▶ RECORDS
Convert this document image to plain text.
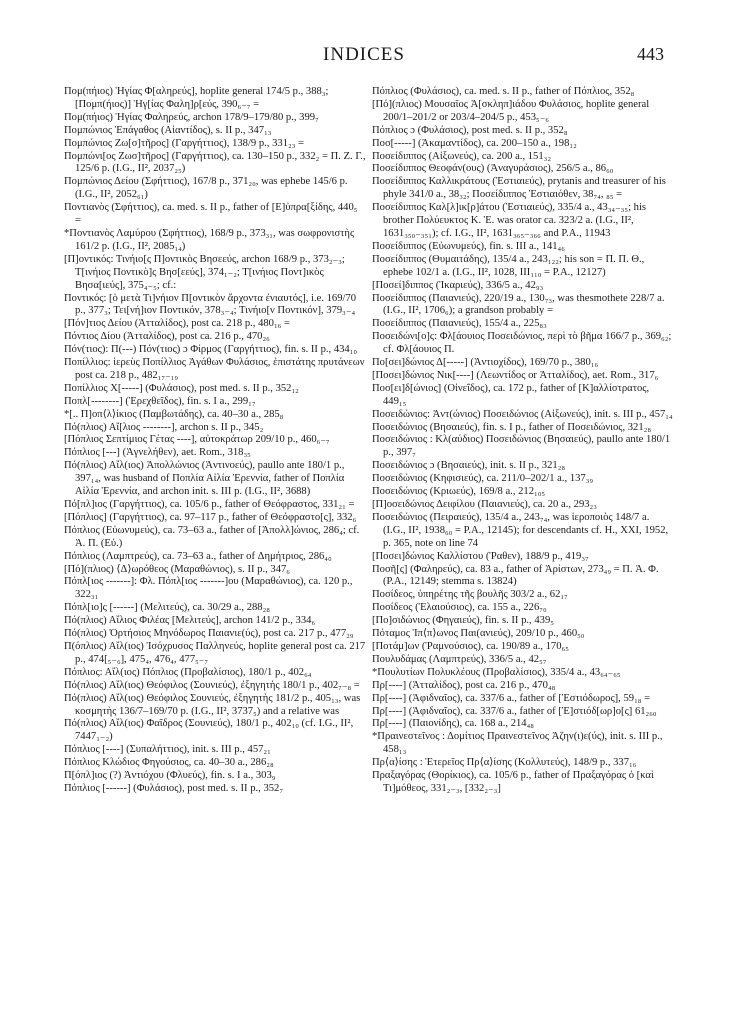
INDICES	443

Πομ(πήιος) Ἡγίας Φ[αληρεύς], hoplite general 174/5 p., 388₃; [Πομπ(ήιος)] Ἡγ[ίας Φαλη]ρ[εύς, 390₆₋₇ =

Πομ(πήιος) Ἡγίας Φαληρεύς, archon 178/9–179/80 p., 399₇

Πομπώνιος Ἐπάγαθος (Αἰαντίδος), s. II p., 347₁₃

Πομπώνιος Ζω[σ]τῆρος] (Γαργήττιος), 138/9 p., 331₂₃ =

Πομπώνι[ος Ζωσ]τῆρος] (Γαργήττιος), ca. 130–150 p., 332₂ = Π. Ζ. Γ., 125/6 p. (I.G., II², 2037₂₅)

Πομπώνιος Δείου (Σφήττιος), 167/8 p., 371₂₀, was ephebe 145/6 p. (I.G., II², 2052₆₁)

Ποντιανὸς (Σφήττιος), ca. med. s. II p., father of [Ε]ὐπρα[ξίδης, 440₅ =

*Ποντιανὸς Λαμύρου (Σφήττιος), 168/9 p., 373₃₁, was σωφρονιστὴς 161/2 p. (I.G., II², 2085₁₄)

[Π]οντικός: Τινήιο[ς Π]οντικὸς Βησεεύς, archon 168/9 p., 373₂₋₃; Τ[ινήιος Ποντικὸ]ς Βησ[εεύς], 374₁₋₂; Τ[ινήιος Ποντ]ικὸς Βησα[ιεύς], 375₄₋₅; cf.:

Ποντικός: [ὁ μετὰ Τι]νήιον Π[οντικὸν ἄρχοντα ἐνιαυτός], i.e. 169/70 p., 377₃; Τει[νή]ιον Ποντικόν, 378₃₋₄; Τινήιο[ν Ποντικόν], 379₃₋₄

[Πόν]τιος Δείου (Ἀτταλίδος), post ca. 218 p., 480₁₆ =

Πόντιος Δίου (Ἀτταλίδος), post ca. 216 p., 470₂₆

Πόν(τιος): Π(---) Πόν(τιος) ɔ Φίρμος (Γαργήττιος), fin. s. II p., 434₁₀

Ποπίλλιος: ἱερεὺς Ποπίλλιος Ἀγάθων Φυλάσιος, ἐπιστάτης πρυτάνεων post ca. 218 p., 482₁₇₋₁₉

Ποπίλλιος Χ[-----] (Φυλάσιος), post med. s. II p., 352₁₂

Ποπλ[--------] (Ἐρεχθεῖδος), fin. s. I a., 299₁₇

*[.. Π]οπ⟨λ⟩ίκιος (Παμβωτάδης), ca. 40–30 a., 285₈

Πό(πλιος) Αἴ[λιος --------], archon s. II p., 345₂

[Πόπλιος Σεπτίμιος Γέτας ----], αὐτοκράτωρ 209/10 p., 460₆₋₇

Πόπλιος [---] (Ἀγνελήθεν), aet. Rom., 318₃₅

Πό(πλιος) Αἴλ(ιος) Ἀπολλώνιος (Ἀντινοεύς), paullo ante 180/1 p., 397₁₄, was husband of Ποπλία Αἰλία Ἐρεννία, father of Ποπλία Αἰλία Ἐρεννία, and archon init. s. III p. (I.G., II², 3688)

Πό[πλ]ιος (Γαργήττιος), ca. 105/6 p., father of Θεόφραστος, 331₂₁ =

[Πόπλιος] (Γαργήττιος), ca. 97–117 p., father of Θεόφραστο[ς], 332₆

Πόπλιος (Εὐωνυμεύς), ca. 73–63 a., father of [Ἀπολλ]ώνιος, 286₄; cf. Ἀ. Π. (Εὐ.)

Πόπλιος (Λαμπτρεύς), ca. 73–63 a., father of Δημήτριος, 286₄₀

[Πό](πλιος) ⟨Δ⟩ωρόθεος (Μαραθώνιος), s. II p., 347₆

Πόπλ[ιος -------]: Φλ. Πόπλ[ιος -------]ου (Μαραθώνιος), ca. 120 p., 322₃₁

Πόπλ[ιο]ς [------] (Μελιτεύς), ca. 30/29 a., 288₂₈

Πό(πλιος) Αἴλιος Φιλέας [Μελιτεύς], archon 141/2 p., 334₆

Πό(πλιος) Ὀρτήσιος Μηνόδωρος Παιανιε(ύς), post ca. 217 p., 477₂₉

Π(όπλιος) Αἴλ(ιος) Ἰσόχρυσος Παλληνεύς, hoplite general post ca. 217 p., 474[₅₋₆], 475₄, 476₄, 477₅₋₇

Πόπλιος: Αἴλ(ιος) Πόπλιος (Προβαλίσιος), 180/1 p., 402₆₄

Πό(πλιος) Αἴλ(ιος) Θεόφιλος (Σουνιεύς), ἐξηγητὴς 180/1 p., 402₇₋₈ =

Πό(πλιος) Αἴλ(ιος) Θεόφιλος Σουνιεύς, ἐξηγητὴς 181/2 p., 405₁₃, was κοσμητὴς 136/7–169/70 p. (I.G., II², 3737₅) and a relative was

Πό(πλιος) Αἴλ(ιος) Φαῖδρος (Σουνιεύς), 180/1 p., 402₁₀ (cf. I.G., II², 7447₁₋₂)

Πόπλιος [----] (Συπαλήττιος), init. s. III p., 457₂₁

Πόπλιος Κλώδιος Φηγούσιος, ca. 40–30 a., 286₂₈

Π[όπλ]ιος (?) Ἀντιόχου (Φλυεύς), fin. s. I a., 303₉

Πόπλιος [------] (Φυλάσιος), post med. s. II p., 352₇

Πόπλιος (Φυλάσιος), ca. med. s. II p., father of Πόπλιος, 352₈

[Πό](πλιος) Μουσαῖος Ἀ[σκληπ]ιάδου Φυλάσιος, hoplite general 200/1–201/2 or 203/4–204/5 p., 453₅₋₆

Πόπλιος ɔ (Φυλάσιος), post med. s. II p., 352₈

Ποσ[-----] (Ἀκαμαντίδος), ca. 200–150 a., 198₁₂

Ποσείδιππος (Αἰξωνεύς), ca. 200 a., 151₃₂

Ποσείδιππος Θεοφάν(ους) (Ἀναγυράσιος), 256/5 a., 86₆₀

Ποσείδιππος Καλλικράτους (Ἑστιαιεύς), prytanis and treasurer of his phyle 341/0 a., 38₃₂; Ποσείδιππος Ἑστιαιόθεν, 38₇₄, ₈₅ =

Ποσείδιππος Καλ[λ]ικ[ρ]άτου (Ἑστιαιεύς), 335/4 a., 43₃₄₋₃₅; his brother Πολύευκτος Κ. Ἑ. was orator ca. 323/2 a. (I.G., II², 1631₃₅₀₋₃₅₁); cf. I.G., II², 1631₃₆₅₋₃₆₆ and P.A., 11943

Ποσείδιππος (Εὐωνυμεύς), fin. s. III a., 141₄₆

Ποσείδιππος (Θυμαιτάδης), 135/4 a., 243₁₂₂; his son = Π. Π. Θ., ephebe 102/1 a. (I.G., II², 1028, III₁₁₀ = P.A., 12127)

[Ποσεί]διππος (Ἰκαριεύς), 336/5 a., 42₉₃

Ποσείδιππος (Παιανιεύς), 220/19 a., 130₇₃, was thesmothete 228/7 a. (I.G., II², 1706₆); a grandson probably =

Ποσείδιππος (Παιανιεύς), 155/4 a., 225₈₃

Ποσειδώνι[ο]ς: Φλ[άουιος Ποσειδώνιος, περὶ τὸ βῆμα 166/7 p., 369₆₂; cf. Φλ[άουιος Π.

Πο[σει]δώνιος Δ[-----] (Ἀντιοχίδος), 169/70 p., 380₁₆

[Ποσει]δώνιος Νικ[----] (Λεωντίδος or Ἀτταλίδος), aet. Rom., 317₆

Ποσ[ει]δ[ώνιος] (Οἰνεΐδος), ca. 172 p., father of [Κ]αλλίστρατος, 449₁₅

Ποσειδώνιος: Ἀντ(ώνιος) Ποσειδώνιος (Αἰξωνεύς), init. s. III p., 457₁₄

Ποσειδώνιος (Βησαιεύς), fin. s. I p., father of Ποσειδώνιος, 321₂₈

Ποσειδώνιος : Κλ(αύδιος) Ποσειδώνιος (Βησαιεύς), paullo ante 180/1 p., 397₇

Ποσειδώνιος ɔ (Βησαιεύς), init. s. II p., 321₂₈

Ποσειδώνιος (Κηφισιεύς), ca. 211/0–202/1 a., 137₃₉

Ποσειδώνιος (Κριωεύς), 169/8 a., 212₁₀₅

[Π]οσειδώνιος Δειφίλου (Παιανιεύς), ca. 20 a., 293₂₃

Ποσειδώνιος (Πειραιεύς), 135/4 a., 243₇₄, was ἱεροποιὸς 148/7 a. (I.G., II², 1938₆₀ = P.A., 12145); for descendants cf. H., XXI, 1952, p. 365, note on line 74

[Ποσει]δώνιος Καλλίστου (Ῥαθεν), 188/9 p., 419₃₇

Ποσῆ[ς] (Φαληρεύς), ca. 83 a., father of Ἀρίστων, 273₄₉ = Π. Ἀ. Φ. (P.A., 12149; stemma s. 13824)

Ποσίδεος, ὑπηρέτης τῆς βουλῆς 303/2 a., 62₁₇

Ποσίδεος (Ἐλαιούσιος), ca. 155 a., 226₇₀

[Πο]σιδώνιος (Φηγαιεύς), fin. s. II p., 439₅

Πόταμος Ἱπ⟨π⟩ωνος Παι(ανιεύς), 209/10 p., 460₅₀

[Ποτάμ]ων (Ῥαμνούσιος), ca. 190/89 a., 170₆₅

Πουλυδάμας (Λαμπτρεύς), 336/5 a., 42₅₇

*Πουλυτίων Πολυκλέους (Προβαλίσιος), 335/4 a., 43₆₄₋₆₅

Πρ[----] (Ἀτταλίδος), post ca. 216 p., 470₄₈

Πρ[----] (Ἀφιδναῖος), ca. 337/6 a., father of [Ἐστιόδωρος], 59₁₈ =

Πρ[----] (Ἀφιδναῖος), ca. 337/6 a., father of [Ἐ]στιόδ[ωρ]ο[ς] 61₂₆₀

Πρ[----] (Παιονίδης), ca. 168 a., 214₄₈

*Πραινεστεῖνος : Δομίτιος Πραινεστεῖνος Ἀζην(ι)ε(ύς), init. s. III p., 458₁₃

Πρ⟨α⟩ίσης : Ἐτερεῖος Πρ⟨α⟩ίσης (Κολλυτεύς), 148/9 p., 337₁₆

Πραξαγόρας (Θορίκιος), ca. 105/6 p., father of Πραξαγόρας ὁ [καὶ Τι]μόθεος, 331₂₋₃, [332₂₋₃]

--

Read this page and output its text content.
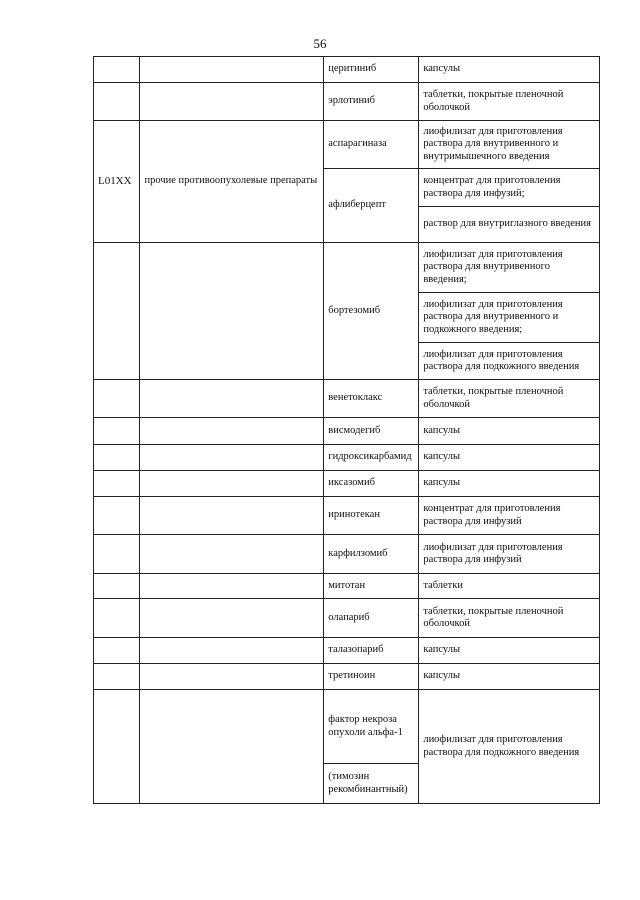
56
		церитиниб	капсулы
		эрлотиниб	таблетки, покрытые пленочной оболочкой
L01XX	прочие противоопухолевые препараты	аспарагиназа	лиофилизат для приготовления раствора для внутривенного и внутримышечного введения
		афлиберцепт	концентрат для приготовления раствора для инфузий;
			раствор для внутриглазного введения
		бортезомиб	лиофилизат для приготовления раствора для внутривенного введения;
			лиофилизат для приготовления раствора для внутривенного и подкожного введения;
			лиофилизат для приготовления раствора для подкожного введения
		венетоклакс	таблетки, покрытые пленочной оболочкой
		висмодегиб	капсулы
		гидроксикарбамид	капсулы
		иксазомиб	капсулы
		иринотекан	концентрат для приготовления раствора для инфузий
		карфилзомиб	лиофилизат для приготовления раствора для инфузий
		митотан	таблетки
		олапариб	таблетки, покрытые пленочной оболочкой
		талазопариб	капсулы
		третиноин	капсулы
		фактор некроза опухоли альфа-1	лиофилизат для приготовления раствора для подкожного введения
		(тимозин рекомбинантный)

▶ TO BE DONE
Your answer should be a single number: the count of lines in the entries that contain the word "Ἡγίας".

▶ SOLUTION FOR THIS TASK
2